Could you carry on the ap-query callers documentation below, picking up right after its last line?

Given passage —
____________________

An upward (inverted) tree starting from your specified method and showing:
  • The method itself
  • What calls it (parents)
  • What calls those (grandparents)
  • Continuing to specified depth
Each node shows:
  • Percentage of samples where this caller leads to the target method
  • Caller method name

Flags

-m, --method
string
required
Substring match on method name (required). The method to analyze callers for.
--depth
int
default:"4"
Maximum depth of the callers tree. Controls how many levels of callers to show.
--min-pct
float
default:"1.0"
Hide nodes below this percentage threshold. Reduces noise from uncommon call paths.
--hide
regex
Remove frames matching this regex before analysis. Useful for collapsing uninteresting intermediate frames.

Shared Flags

-e, --event
string
default:"cpu"
Event type: cpu, wall, alloc, lock, or hardware counter name.
-t, --thread
string
Filter to threads containing this substring.
--from
duration
Start of time window (JFR only).
--to
duration
End of time window (JFR only).
--no-idle
boolean
Remove idle leaf frames from analysis.

Examples

Basic Callers Tree

ap-query callers profile.jfr -m HashMap.hash
HashMap.hash (self=8.3%)
  HashMap.put (6.8%)
    UserService.cacheUser (3.2%)
      UserService.processRequest (2.1%)
      UserService.updateUser (1.1%)
    SessionManager.putSession (2.4%)
    ConfigLoader.loadConfig (1.2%)
  HashMap.get (5.3%)
    UserService.getUser (3.8%)
    SessionManager.getSession (1.5%)
Interpretation:
  • HashMap.hash has 8.3% self-time
  • It’s called by HashMap.put in 6.8% of samples
  • And by HashMap.get in 5.3% of samples
  • HashMap.put is called by UserService.cacheUser, SessionManager.putSession, etc.
Read the tree bottom-up: lower methods call higher methods. The indentation shows the call chain leading to your target method.

Deeper Callers Analysis

ap-query callers profile.jfr -m Arrays.copyOf --depth 8
Show 8 levels of callers instead of the default 4, going further up the call stack.

____________________

Extracted information —
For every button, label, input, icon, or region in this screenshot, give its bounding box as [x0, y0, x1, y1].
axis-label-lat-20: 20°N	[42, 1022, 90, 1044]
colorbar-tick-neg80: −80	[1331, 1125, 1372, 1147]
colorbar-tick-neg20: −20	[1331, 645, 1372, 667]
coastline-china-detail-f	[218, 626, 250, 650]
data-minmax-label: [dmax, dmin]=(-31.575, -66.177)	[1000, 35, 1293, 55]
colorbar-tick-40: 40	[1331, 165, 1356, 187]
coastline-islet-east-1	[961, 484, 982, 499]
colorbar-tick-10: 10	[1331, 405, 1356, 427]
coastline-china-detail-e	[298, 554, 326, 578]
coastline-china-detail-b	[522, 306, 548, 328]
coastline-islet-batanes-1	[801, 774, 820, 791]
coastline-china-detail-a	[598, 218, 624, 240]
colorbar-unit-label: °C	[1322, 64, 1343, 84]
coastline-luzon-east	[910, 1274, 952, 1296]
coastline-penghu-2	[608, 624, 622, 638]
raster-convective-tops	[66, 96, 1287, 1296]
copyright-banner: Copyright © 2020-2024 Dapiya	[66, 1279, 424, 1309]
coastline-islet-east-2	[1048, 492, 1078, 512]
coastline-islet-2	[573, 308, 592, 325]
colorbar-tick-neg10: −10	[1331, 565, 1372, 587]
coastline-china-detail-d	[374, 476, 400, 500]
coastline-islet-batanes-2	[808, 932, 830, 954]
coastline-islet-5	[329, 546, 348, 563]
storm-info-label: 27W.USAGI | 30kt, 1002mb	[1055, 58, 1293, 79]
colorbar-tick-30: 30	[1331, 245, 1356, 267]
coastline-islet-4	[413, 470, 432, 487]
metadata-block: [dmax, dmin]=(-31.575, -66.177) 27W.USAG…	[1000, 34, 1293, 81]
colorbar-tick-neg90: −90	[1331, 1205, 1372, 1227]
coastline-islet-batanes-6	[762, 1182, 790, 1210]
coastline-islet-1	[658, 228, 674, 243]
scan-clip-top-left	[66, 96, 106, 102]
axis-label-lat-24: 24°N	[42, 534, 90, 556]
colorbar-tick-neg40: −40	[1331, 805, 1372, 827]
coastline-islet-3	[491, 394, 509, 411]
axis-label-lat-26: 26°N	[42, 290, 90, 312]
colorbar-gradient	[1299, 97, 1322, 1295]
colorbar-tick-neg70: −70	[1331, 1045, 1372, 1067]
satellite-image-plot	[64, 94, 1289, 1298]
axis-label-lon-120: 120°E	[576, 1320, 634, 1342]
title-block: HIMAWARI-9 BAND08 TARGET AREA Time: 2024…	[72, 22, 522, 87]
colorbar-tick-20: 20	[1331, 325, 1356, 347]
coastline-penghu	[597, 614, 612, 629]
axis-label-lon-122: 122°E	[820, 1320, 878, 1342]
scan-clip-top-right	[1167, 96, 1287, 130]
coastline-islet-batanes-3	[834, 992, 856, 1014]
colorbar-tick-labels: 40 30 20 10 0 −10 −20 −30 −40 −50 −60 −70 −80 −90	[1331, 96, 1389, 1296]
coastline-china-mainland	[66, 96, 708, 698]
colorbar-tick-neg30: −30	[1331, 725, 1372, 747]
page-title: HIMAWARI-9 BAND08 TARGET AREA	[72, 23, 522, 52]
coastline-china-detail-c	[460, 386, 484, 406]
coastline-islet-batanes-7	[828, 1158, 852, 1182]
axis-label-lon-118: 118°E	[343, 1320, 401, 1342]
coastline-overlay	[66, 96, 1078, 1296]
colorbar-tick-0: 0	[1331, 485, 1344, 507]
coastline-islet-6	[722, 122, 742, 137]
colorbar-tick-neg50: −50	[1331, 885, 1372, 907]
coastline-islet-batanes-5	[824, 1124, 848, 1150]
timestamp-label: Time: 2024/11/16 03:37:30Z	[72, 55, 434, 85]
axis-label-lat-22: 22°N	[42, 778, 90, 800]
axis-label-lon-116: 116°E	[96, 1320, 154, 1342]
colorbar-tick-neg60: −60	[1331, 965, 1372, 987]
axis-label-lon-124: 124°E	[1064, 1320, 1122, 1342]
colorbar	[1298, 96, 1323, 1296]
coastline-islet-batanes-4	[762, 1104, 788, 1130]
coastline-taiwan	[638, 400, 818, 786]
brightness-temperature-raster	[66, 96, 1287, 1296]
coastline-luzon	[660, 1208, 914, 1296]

____________________

Written answer —
Hide Low-Percentage Callers

ap-query callers profile.jfr -m resize --min-pct 2.0
Only show caller paths that account for ≥ 2% of samples.

Remove Framework Frames

ap-query callers profile.jfr -m processRequest --hide "org\.springframework\..*"
Collapse Spring framework frames to focus on application-level callers.

Combined Analysis

ap-query callers profile.jfr -m validateInput --depth 6 --min-pct 1.5 --thread worker
Show 6 levels of callers, hide paths < 1.5%, only in worker threads.

Reading the Output

Indentation shows inverted call hierarchy (read bottom-up):
A (self=8.3%)
  B (6.8%)
    C (3.2%)
      D (2.1%)
      E (1.1%)
    F (2.4%)
  G (5.3%)
This means:
  • A has 8.3% self-time (appears at top of stack)
  • B calls A in 6.8% of samples
  • C calls B (which calls A) in 3.2% of samples
  • D calls C→B→A in 2.1% of samples
  • E calls C→B→A in 1.1% of samples
  • F calls B→A in 2.4% of samples
  • G calls A directly in 5.3% of samples
Use callers to answer “who is responsible for this method being hot?” The top-level callers are the entry points you might optimize.

Multiple Matches

If -m matches multiple methods, shows callers for each:
ap-query callers profile.jfr -m hash
# matched 3 methods: HashMap.hash, String.hashCode, HashSet.hash

HashMap.hash (self=8.3%)
  HashMap.put (6.8%)
    ...
  HashMap.get (5.3%)
    ...

String.hashCode (self=5.1%)
  HashMap.hash (3.2%)
    ...
  String.equals (1.9%)
    ...

HashSet.hash (self=1.8%)
  HashSet.add (1.8%)
    ...

Understanding Caller Percentages

The percentages represent how much each caller contributes to the target method:
HashMap.hash (self=8.3%)
  HashMap.put (6.8%)
  HashMap.get (1.5%)
  • Total HashMap.hash self-time: 8.3%
  • 6.8% of samples came via HashMap.put
  • 1.5% of samples came via HashMap.get
  • 6.8% + 1.5% = 8.3% (full accounting)
Caller percentages should sum approximately to the target method’s self%. Small discrepancies can occur due to rounding.

When to Use

Root Cause Analysis

Understand why a hot method is called frequently

Optimization Planning

Identify high-level entry points to optimize rather than leaf methods

Architecture Understanding

See how different components use a common method

Refactoring Guidance

Find major callers to understand impact of changing a method

Callers vs Tree

CommandDirectionShowsUse Case
callersAscending (upward)Who calls thisWhy is this hot?
treeDescending (downward)What this callsWhat does this do?
Use them together for complete understanding:
  1. Find hot method with hot
  2. Use tree to see what it calls
  3. Use callers to see why it’s called

Practical Example

Scenario: HashMap.resize is hot (3.1% self-time)
ap-query callers profile.jfr -m HashMap.resize
HashMap.resize (self=3.1%)
  HashMap.putVal (3.1%)
    HashMap.put (3.1%)
      UserCache.put (2.8%)
        UserService.cacheUser (2.8%)
          UserService.processRequest (2.8%)
Insight: The resize calls are from UserCache.put during request processing. Optimization options:
  • Pre-size the HashMap in UserCache constructor
  • Use a different data structure
  • Reduce caching frequency

See Also

  • tree - See what a method calls (opposite direction)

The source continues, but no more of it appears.